===== Data to process =====
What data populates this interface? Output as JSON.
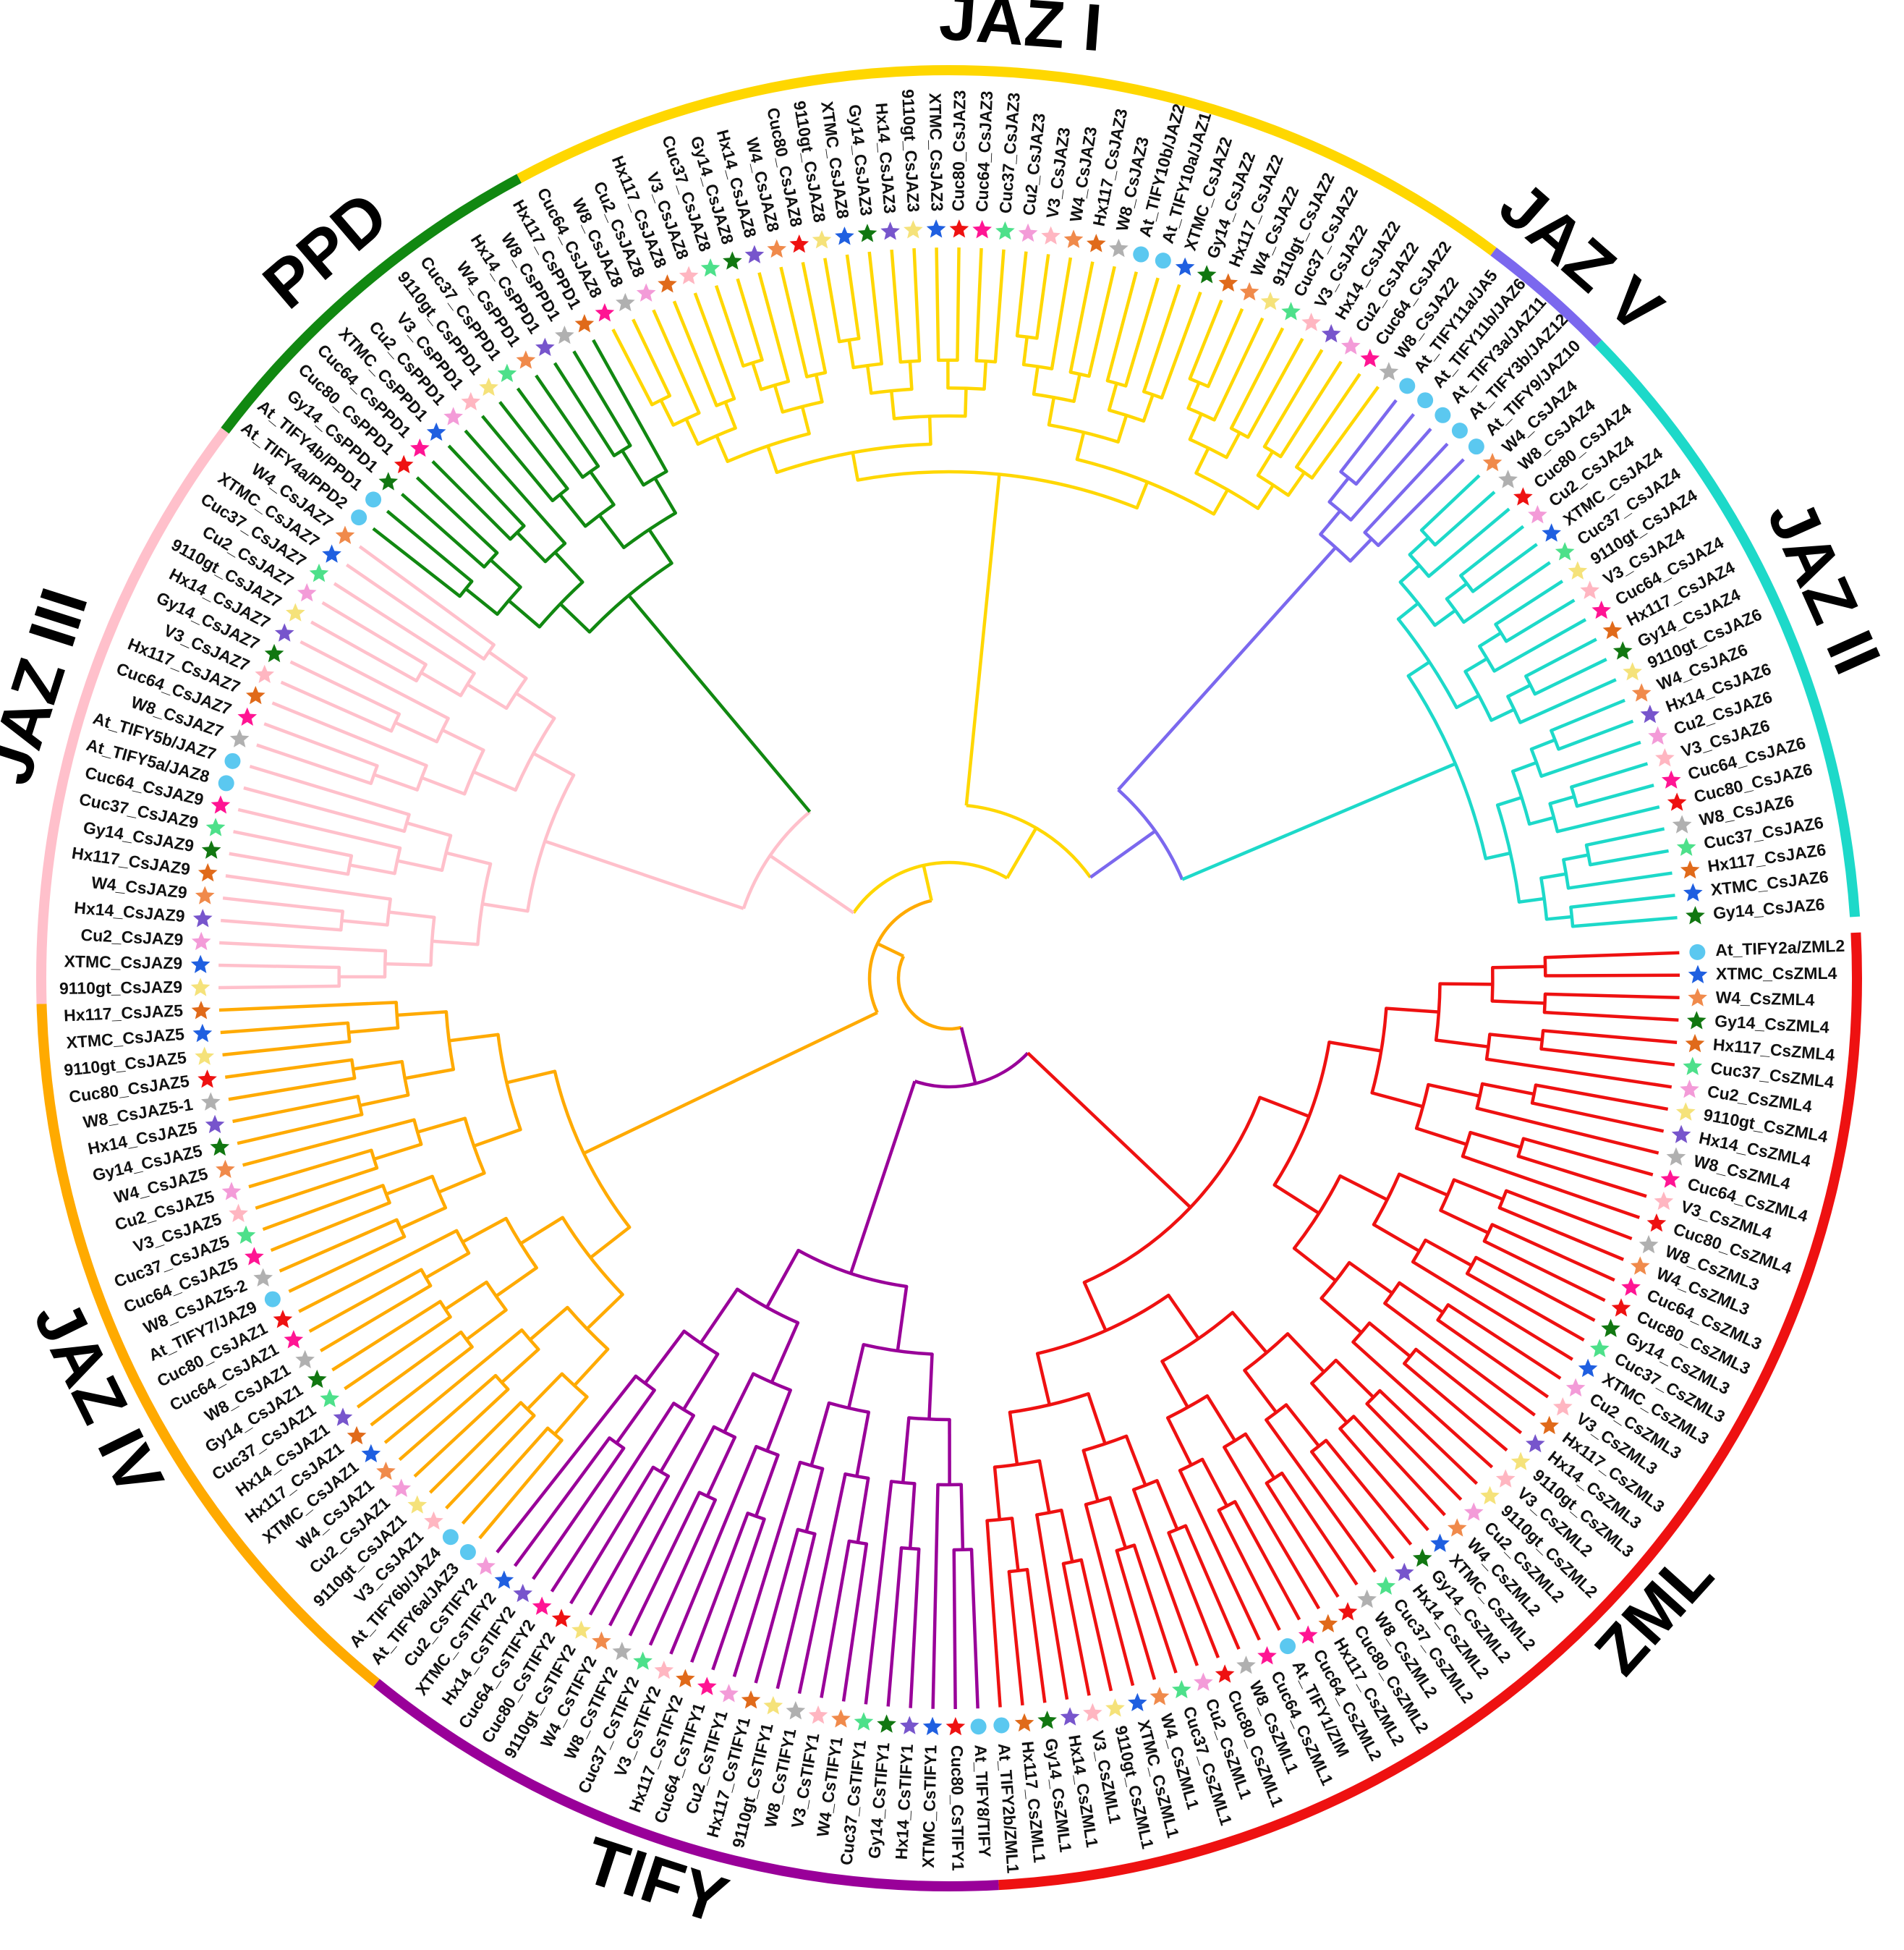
{
  "tree": {
    "clades": [
      {
        "name": "JAZ I",
        "color": "#FFD700"
      },
      {
        "name": "JAZ V",
        "color": "#7B68EE"
      },
      {
        "name": "JAZ II",
        "color": "#1DD9C9"
      },
      {
        "name": "ZML",
        "color": "#EE1111"
      },
      {
        "name": "TIFY",
        "color": "#990099"
      },
      {
        "name": "JAZ IV",
        "color": "#FFAA00"
      },
      {
        "name": "JAZ III",
        "color": "#FFC0CB"
      },
      {
        "name": "PPD",
        "color": "#118811"
      }
    ],
    "legend_markers": {
      "At": "circle",
      "XTMC": "blue-star",
      "W4": "orange-star",
      "Gy14": "green-star",
      "Hx117": "dark-orange-star",
      "Cuc37": "light-green-star",
      "Cu2": "pink-star",
      "9110gt": "yellow-star",
      "Hx14": "purple-star",
      "W8": "grey-star",
      "Cuc64": "magenta-star",
      "V3": "light-pink-star",
      "Cuc80": "red-star"
    },
    "leaves": [
      {
        "label": "At_TIFY2a/ZML2",
        "clade": 3
      },
      {
        "label": "XTMC_CsZML4",
        "clade": 3
      },
      {
        "label": "W4_CsZML4",
        "clade": 3
      },
      {
        "label": "Gy14_CsZML4",
        "clade": 3
      },
      {
        "label": "Hx117_CsZML4",
        "clade": 3
      },
      {
        "label": "Cuc37_CsZML4",
        "clade": 3
      },
      {
        "label": "Cu2_CsZML4",
        "clade": 3
      },
      {
        "label": "9110gt_CsZML4",
        "clade": 3
      },
      {
        "label": "Hx14_CsZML4",
        "clade": 3
      },
      {
        "label": "W8_CsZML4",
        "clade": 3
      },
      {
        "label": "Cuc64_CsZML4",
        "clade": 3
      },
      {
        "label": "V3_CsZML4",
        "clade": 3
      },
      {
        "label": "Cuc80_CsZML4",
        "clade": 3
      },
      {
        "label": "W8_CsZML3",
        "clade": 3
      },
      {
        "label": "W4_CsZML3",
        "clade": 3
      },
      {
        "label": "Cuc64_CsZML3",
        "clade": 3
      },
      {
        "label": "Cuc80_CsZML3",
        "clade": 3
      },
      {
        "label": "Gy14_CsZML3",
        "clade": 3
      },
      {
        "label": "Cuc37_CsZML3",
        "clade": 3
      },
      {
        "label": "XTMC_CsZML3",
        "clade": 3
      },
      {
        "label": "Cu2_CsZML3",
        "clade": 3
      },
      {
        "label": "V3_CsZML3",
        "clade": 3
      },
      {
        "label": "Hx117_CsZML3",
        "clade": 3
      },
      {
        "label": "Hx14_CsZML3",
        "clade": 3
      },
      {
        "label": "9110gt_CsZML3",
        "clade": 3
      },
      {
        "label": "V3_CsZML2",
        "clade": 3
      },
      {
        "label": "9110gt_CsZML2",
        "clade": 3
      },
      {
        "label": "Cu2_CsZML2",
        "clade": 3
      },
      {
        "label": "W4_CsZML2",
        "clade": 3
      },
      {
        "label": "XTMC_CsZML2",
        "clade": 3
      },
      {
        "label": "Gy14_CsZML2",
        "clade": 3
      },
      {
        "label": "Hx14_CsZML2",
        "clade": 3
      },
      {
        "label": "Cuc37_CsZML2",
        "clade": 3
      },
      {
        "label": "W8_CsZML2",
        "clade": 3
      },
      {
        "label": "Cuc80_CsZML2",
        "clade": 3
      },
      {
        "label": "Hx117_CsZML2",
        "clade": 3
      },
      {
        "label": "Cuc64_CsZML2",
        "clade": 3
      },
      {
        "label": "At_TIFY1/ZIM",
        "clade": 3
      },
      {
        "label": "Cuc64_CsZML1",
        "clade": 3
      },
      {
        "label": "W8_CsZML1",
        "clade": 3
      },
      {
        "label": "Cuc80_CsZML1",
        "clade": 3
      },
      {
        "label": "Cu2_CsZML1",
        "clade": 3
      },
      {
        "label": "Cuc37_CsZML1",
        "clade": 3
      },
      {
        "label": "W4_CsZML1",
        "clade": 3
      },
      {
        "label": "XTMC_CsZML1",
        "clade": 3
      },
      {
        "label": "9110gt_CsZML1",
        "clade": 3
      },
      {
        "label": "V3_CsZML1",
        "clade": 3
      },
      {
        "label": "Hx14_CsZML1",
        "clade": 3
      },
      {
        "label": "Gy14_CsZML1",
        "clade": 3
      },
      {
        "label": "Hx117_CsZML1",
        "clade": 3
      },
      {
        "label": "At_TIFY2b/ZML1",
        "clade": 3
      },
      {
        "label": "At_TIFY8/TIFY",
        "clade": 4
      },
      {
        "label": "Cuc80_CsTIFY1",
        "clade": 4
      },
      {
        "label": "XTMC_CsTIFY1",
        "clade": 4
      },
      {
        "label": "Hx14_CsTIFY1",
        "clade": 4
      },
      {
        "label": "Gy14_CsTIFY1",
        "clade": 4
      },
      {
        "label": "Cuc37_CsTIFY1",
        "clade": 4
      },
      {
        "label": "W4_CsTIFY1",
        "clade": 4
      },
      {
        "label": "V3_CsTIFY1",
        "clade": 4
      },
      {
        "label": "W8_CsTIFY1",
        "clade": 4
      },
      {
        "label": "9110gt_CsTIFY1",
        "clade": 4
      },
      {
        "label": "Hx117_CsTIFY1",
        "clade": 4
      },
      {
        "label": "Cu2_CsTIFY1",
        "clade": 4
      },
      {
        "label": "Cuc64_CsTIFY1",
        "clade": 4
      },
      {
        "label": "Hx117_CsTIFY2",
        "clade": 4
      },
      {
        "label": "V3_CsTIFY2",
        "clade": 4
      },
      {
        "label": "Cuc37_CsTIFY2",
        "clade": 4
      },
      {
        "label": "W8_CsTIFY2",
        "clade": 4
      },
      {
        "label": "W4_CsTIFY2",
        "clade": 4
      },
      {
        "label": "9110gt_CsTIFY2",
        "clade": 4
      },
      {
        "label": "Cuc80_CsTIFY2",
        "clade": 4
      },
      {
        "label": "Cuc64_CsTIFY2",
        "clade": 4
      },
      {
        "label": "Hx14_CsTIFY2",
        "clade": 4
      },
      {
        "label": "XTMC_CsTIFY2",
        "clade": 4
      },
      {
        "label": "Cu2_CsTIFY2",
        "clade": 4
      },
      {
        "label": "At_TIFY6a/JAZ3",
        "clade": 5
      },
      {
        "label": "At_TIFY6b/JAZ4",
        "clade": 5
      },
      {
        "label": "V3_CsJAZ1",
        "clade": 5
      },
      {
        "label": "9110gt_CsJAZ1",
        "clade": 5
      },
      {
        "label": "Cu2_CsJAZ1",
        "clade": 5
      },
      {
        "label": "W4_CsJAZ1",
        "clade": 5
      },
      {
        "label": "XTMC_CsJAZ1",
        "clade": 5
      },
      {
        "label": "Hx117_CsJAZ1",
        "clade": 5
      },
      {
        "label": "Hx14_CsJAZ1",
        "clade": 5
      },
      {
        "label": "Cuc37_CsJAZ1",
        "clade": 5
      },
      {
        "label": "Gy14_CsJAZ1",
        "clade": 5
      },
      {
        "label": "W8_CsJAZ1",
        "clade": 5
      },
      {
        "label": "Cuc64_CsJAZ1",
        "clade": 5
      },
      {
        "label": "Cuc80_CsJAZ1",
        "clade": 5
      },
      {
        "label": "At_TIFY7/JAZ9",
        "clade": 5
      },
      {
        "label": "W8_CsJAZ5-2",
        "clade": 5
      },
      {
        "label": "Cuc64_CsJAZ5",
        "clade": 5
      },
      {
        "label": "Cuc37_CsJAZ5",
        "clade": 5
      },
      {
        "label": "V3_CsJAZ5",
        "clade": 5
      },
      {
        "label": "Cu2_CsJAZ5",
        "clade": 5
      },
      {
        "label": "W4_CsJAZ5",
        "clade": 5
      },
      {
        "label": "Gy14_CsJAZ5",
        "clade": 5
      },
      {
        "label": "Hx14_CsJAZ5",
        "clade": 5
      },
      {
        "label": "W8_CsJAZ5-1",
        "clade": 5
      },
      {
        "label": "Cuc80_CsJAZ5",
        "clade": 5
      },
      {
        "label": "9110gt_CsJAZ5",
        "clade": 5
      },
      {
        "label": "XTMC_CsJAZ5",
        "clade": 5
      },
      {
        "label": "Hx117_CsJAZ5",
        "clade": 5
      },
      {
        "label": "9110gt_CsJAZ9",
        "clade": 6
      },
      {
        "label": "XTMC_CsJAZ9",
        "clade": 6
      },
      {
        "label": "Cu2_CsJAZ9",
        "clade": 6
      },
      {
        "label": "Hx14_CsJAZ9",
        "clade": 6
      },
      {
        "label": "W4_CsJAZ9",
        "clade": 6
      },
      {
        "label": "Hx117_CsJAZ9",
        "clade": 6
      },
      {
        "label": "Gy14_CsJAZ9",
        "clade": 6
      },
      {
        "label": "Cuc37_CsJAZ9",
        "clade": 6
      },
      {
        "label": "Cuc64_CsJAZ9",
        "clade": 6
      },
      {
        "label": "At_TIFY5a/JAZ8",
        "clade": 6
      },
      {
        "label": "At_TIFY5b/JAZ7",
        "clade": 6
      },
      {
        "label": "W8_CsJAZ7",
        "clade": 6
      },
      {
        "label": "Cuc64_CsJAZ7",
        "clade": 6
      },
      {
        "label": "Hx117_CsJAZ7",
        "clade": 6
      },
      {
        "label": "V3_CsJAZ7",
        "clade": 6
      },
      {
        "label": "Gy14_CsJAZ7",
        "clade": 6
      },
      {
        "label": "Hx14_CsJAZ7",
        "clade": 6
      },
      {
        "label": "9110gt_CsJAZ7",
        "clade": 6
      },
      {
        "label": "Cu2_CsJAZ7",
        "clade": 6
      },
      {
        "label": "Cuc37_CsJAZ7",
        "clade": 6
      },
      {
        "label": "XTMC_CsJAZ7",
        "clade": 6
      },
      {
        "label": "W4_CsJAZ7",
        "clade": 6
      },
      {
        "label": "At_TIFY4a/PPD2",
        "clade": 7
      },
      {
        "label": "At_TIFY4b/PPD1",
        "clade": 7
      },
      {
        "label": "Gy14_CsPPD1",
        "clade": 7
      },
      {
        "label": "Cuc80_CsPPD1",
        "clade": 7
      },
      {
        "label": "Cuc64_CsPPD1",
        "clade": 7
      },
      {
        "label": "XTMC_CsPPD1",
        "clade": 7
      },
      {
        "label": "Cu2_CsPPD1",
        "clade": 7
      },
      {
        "label": "V3_CsPPD1",
        "clade": 7
      },
      {
        "label": "9110gt_CsPPD1",
        "clade": 7
      },
      {
        "label": "Cuc37_CsPPD1",
        "clade": 7
      },
      {
        "label": "W4_CsPPD1",
        "clade": 7
      },
      {
        "label": "Hx14_CsPPD1",
        "clade": 7
      },
      {
        "label": "W8_CsPPD1",
        "clade": 7
      },
      {
        "label": "Hx117_CsPPD1",
        "clade": 7
      },
      {
        "label": "Cuc64_CsJAZ8",
        "clade": 0
      },
      {
        "label": "W8_CsJAZ8",
        "clade": 0
      },
      {
        "label": "Cu2_CsJAZ8",
        "clade": 0
      },
      {
        "label": "Hx117_CsJAZ8",
        "clade": 0
      },
      {
        "label": "V3_CsJAZ8",
        "clade": 0
      },
      {
        "label": "Cuc37_CsJAZ8",
        "clade": 0
      },
      {
        "label": "Gy14_CsJAZ8",
        "clade": 0
      },
      {
        "label": "Hx14_CsJAZ8",
        "clade": 0
      },
      {
        "label": "W4_CsJAZ8",
        "clade": 0
      },
      {
        "label": "Cuc80_CsJAZ8",
        "clade": 0
      },
      {
        "label": "9110gt_CsJAZ8",
        "clade": 0
      },
      {
        "label": "XTMC_CsJAZ8",
        "clade": 0
      },
      {
        "label": "Gy14_CsJAZ3",
        "clade": 0
      },
      {
        "label": "Hx14_CsJAZ3",
        "clade": 0
      },
      {
        "label": "9110gt_CsJAZ3",
        "clade": 0
      },
      {
        "label": "XTMC_CsJAZ3",
        "clade": 0
      },
      {
        "label": "Cuc80_CsJAZ3",
        "clade": 0
      },
      {
        "label": "Cuc64_CsJAZ3",
        "clade": 0
      },
      {
        "label": "Cuc37_CsJAZ3",
        "clade": 0
      },
      {
        "label": "Cu2_CsJAZ3",
        "clade": 0
      },
      {
        "label": "V3_CsJAZ3",
        "clade": 0
      },
      {
        "label": "W4_CsJAZ3",
        "clade": 0
      },
      {
        "label": "Hx117_CsJAZ3",
        "clade": 0
      },
      {
        "label": "W8_CsJAZ3",
        "clade": 0
      },
      {
        "label": "At_TIFY10b/JAZ2",
        "clade": 0
      },
      {
        "label": "At_TIFY10a/JAZ1",
        "clade": 0
      },
      {
        "label": "XTMC_CsJAZ2",
        "clade": 0
      },
      {
        "label": "Gy14_CsJAZ2",
        "clade": 0
      },
      {
        "label": "Hx117_CsJAZ2",
        "clade": 0
      },
      {
        "label": "W4_CsJAZ2",
        "clade": 0
      },
      {
        "label": "9110gt_CsJAZ2",
        "clade": 0
      },
      {
        "label": "Cuc37_CsJAZ2",
        "clade": 0
      },
      {
        "label": "V3_CsJAZ2",
        "clade": 0
      },
      {
        "label": "Hx14_CsJAZ2",
        "clade": 0
      },
      {
        "label": "Cu2_CsJAZ2",
        "clade": 0
      },
      {
        "label": "Cuc64_CsJAZ2",
        "clade": 0
      },
      {
        "label": "W8_CsJAZ2",
        "clade": 0
      },
      {
        "label": "At_TIFY11a/JA5",
        "clade": 1
      },
      {
        "label": "At_TIFY11b/JAZ6",
        "clade": 1
      },
      {
        "label": "At_TIFY3a/JAZ11",
        "clade": 1
      },
      {
        "label": "At_TIFY3b/JAZ12",
        "clade": 1
      },
      {
        "label": "At_TIFY9/JAZ10",
        "clade": 1
      },
      {
        "label": "W4_CsJAZ4",
        "clade": 2
      },
      {
        "label": "W8_CsJAZ4",
        "clade": 2
      },
      {
        "label": "Cuc80_CsJAZ4",
        "clade": 2
      },
      {
        "label": "Cu2_CsJAZ4",
        "clade": 2
      },
      {
        "label": "XTMC_CsJAZ4",
        "clade": 2
      },
      {
        "label": "Cuc37_CsJAZ4",
        "clade": 2
      },
      {
        "label": "9110gt_CsJAZ4",
        "clade": 2
      },
      {
        "label": "V3_CsJAZ4",
        "clade": 2
      },
      {
        "label": "Cuc64_CsJAZ4",
        "clade": 2
      },
      {
        "label": "Hx117_CsJAZ4",
        "clade": 2
      },
      {
        "label": "Gy14_CsJAZ4",
        "clade": 2
      },
      {
        "label": "9110gt_CsJAZ6",
        "clade": 2
      },
      {
        "label": "W4_CsJAZ6",
        "clade": 2
      },
      {
        "label": "Hx14_CsJAZ6",
        "clade": 2
      },
      {
        "label": "Cu2_CsJAZ6",
        "clade": 2
      },
      {
        "label": "V3_CsJAZ6",
        "clade": 2
      },
      {
        "label": "Cuc64_CsJAZ6",
        "clade": 2
      },
      {
        "label": "Cuc80_CsJAZ6",
        "clade": 2
      },
      {
        "label": "W8_CsJAZ6",
        "clade": 2
      },
      {
        "label": "Cuc37_CsJAZ6",
        "clade": 2
      },
      {
        "label": "Hx117_CsJAZ6",
        "clade": 2
      },
      {
        "label": "XTMC_CsJAZ6",
        "clade": 2
      },
      {
        "label": "Gy14_CsJAZ6",
        "clade": 2
      }
    ]
  }
}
=====
## [Aim of the task]
Using the listing above, pick out each line that contains the word "green", then copy it.

## [Completed exercise]
      "Gy14": "green-star",
      "Cuc37": "light-green-star",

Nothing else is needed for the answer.